> [Try it]: Your task is to retype every entry exactly, omitting nothing.

> [Material for this task]:
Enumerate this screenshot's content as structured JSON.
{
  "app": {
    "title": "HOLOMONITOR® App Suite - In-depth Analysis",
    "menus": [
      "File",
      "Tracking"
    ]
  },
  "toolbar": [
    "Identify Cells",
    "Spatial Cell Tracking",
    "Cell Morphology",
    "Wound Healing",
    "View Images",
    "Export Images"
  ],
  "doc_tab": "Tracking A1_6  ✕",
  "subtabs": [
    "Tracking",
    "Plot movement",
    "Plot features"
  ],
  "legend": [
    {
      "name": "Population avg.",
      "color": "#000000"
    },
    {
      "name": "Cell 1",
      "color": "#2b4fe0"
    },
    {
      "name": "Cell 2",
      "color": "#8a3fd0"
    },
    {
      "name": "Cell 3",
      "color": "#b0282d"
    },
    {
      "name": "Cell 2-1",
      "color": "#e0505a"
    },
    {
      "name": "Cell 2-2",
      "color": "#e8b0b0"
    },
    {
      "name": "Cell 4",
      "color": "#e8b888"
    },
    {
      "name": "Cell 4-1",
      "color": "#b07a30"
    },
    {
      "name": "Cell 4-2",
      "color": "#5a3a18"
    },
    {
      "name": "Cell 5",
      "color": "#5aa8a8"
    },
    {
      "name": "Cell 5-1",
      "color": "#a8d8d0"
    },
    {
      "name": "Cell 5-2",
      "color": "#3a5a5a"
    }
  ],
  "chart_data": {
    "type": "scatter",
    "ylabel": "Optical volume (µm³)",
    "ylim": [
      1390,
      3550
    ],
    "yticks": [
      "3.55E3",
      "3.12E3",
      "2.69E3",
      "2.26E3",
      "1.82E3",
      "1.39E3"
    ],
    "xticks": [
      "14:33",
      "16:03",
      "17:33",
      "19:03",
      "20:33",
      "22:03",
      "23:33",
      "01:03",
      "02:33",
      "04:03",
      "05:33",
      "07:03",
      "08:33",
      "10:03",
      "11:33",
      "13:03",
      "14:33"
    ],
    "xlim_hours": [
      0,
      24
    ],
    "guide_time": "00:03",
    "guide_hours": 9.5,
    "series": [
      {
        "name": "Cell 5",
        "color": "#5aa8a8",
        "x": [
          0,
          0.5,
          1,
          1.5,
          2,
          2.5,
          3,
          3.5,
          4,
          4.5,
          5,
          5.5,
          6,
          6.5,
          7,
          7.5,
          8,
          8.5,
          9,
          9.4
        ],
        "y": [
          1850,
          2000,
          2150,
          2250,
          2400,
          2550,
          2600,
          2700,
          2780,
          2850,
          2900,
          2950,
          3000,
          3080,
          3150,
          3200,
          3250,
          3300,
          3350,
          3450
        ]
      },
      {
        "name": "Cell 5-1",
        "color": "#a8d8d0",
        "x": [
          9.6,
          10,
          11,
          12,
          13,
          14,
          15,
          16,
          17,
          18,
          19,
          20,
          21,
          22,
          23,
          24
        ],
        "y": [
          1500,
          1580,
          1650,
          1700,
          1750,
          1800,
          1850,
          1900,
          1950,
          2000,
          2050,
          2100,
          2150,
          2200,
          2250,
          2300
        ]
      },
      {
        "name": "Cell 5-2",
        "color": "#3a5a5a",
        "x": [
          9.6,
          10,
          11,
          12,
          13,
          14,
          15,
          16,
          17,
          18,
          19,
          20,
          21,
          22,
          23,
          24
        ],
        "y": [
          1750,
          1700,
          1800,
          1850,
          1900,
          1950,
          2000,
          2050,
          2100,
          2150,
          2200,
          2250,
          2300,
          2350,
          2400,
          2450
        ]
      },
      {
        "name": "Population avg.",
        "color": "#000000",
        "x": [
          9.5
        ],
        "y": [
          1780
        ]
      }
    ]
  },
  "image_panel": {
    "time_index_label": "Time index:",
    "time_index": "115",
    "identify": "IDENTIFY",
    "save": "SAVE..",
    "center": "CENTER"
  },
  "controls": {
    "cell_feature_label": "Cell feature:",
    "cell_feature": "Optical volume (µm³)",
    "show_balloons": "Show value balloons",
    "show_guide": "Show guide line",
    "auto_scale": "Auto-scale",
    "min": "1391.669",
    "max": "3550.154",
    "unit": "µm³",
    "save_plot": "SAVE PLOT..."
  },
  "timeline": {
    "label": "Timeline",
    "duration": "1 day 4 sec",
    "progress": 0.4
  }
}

> [Result below]:
Enumerate this screenshot's content as structured JSON.
{
  "app": {
    "title": "HOLOMONITOR® App Suite - In-depth Analysis",
    "menus": [
      "File",
      "Tracking"
    ]
  },
  "toolbar": [
    "Identify Cells",
    "Spatial Cell Tracking",
    "Cell Morphology",
    "Wound Healing",
    "View Images",
    "Export Images"
  ],
  "doc_tab": "Tracking A1_6  ✕",
  "subtabs": [
    "Tracking",
    "Plot movement",
    "Plot features"
  ],
  "legend": [
    {
      "name": "Population avg.",
      "color": "#000000"
    },
    {
      "name": "Cell 1",
      "color": "#2b4fe0"
    },
    {
      "name": "Cell 2",
      "color": "#8a3fd0"
    },
    {
      "name": "Cell 3",
      "color": "#b0282d"
    },
    {
      "name": "Cell 2-1",
      "color": "#e0505a"
    },
    {
      "name": "Cell 2-2",
      "color": "#e8b0b0"
    },
    {
      "name": "Cell 4",
      "color": "#e8b888"
    },
    {
      "name": "Cell 4-1",
      "color": "#b07a30"
    },
    {
      "name": "Cell 4-2",
      "color": "#5a3a18"
    },
    {
      "name": "Cell 5",
      "color": "#5aa8a8"
    },
    {
      "name": "Cell 5-1",
      "color": "#a8d8d0"
    },
    {
      "name": "Cell 5-2",
      "color": "#3a5a5a"
    }
  ],
  "chart_data": {
    "type": "scatter",
    "ylabel": "Optical volume (µm³)",
    "ylim": [
      1390,
      3550
    ],
    "yticks": [
      "3.55E3",
      "3.12E3",
      "2.69E3",
      "2.26E3",
      "1.82E3",
      "1.39E3"
    ],
    "xticks": [
      "14:33",
      "16:03",
      "17:33",
      "19:03",
      "20:33",
      "22:03",
      "23:33",
      "01:03",
      "02:33",
      "04:03",
      "05:33",
      "07:03",
      "08:33",
      "10:03",
      "11:33",
      "13:03",
      "14:33"
    ],
    "xlim_hours": [
      0,
      24
    ],
    "guide_time": "00:03",
    "guide_hours": 9.5,
    "series": [
      {
        "name": "Cell 5",
        "color": "#5aa8a8",
        "x": [
          0,
          0.5,
          1,
          1.5,
          2,
          2.5,
          3,
          3.5,
          4,
          4.5,
          5,
          5.5,
          6,
          6.5,
          7,
          7.5,
          8,
          8.5,
          9,
          9.4
        ],
        "y": [
          1850,
          2000,
          2150,
          2250,
          2400,
          2550,
          2600,
          2700,
          2780,
          2850,
          2900,
          2950,
          3000,
          3080,
          3150,
          3200,
          3250,
          3300,
          3350,
          3450
        ]
      },
      {
        "name": "Cell 5-1",
        "color": "#a8d8d0",
        "x": [
          9.6,
          10,
          11,
          12,
          13,
          14,
          15,
          16,
          17,
          18,
          19,
          20,
          21,
          22,
          23,
          24
        ],
        "y": [
          1500,
          1580,
          1650,
          1700,
          1750,
          1800,
          1850,
          1900,
          1950,
          2000,
          2050,
          2100,
          2150,
          2200,
          2250,
          2300
        ]
      },
      {
        "name": "Cell 5-2",
        "color": "#3a5a5a",
        "x": [
          9.6,
          10,
          11,
          12,
          13,
          14,
          15,
          16,
          17,
          18,
          19,
          20,
          21,
          22,
          23,
          24
        ],
        "y": [
          1750,
          1700,
          1800,
          1850,
          1900,
          1950,
          2000,
          2050,
          2100,
          2150,
          2200,
          2250,
          2300,
          2350,
          2400,
          2450
        ]
      },
      {
        "name": "Population avg.",
        "color": "#000000",
        "x": [
          9.5
        ],
        "y": [
          1780
        ]
      }
    ]
  },
  "image_panel": {
    "time_index_label": "Time index:",
    "time_index": "115",
    "identify": "IDENTIFY",
    "save": "SAVE..",
    "center": "CENTER"
  },
  "controls": {
    "cell_feature_label": "Cell feature:",
    "cell_feature": "Optical volume (µm³)",
    "show_balloons": "Show value balloons",
    "show_guide": "Show guide line",
    "auto_scale": "Auto-scale",
    "min": "1391.669",
    "max": "3550.154",
    "unit": "µm³",
    "save_plot": "SAVE PLOT..."
  },
  "timeline": {
    "label": "Timeline",
    "duration": "1 day 4 sec",
    "progress": 0.4
  }
}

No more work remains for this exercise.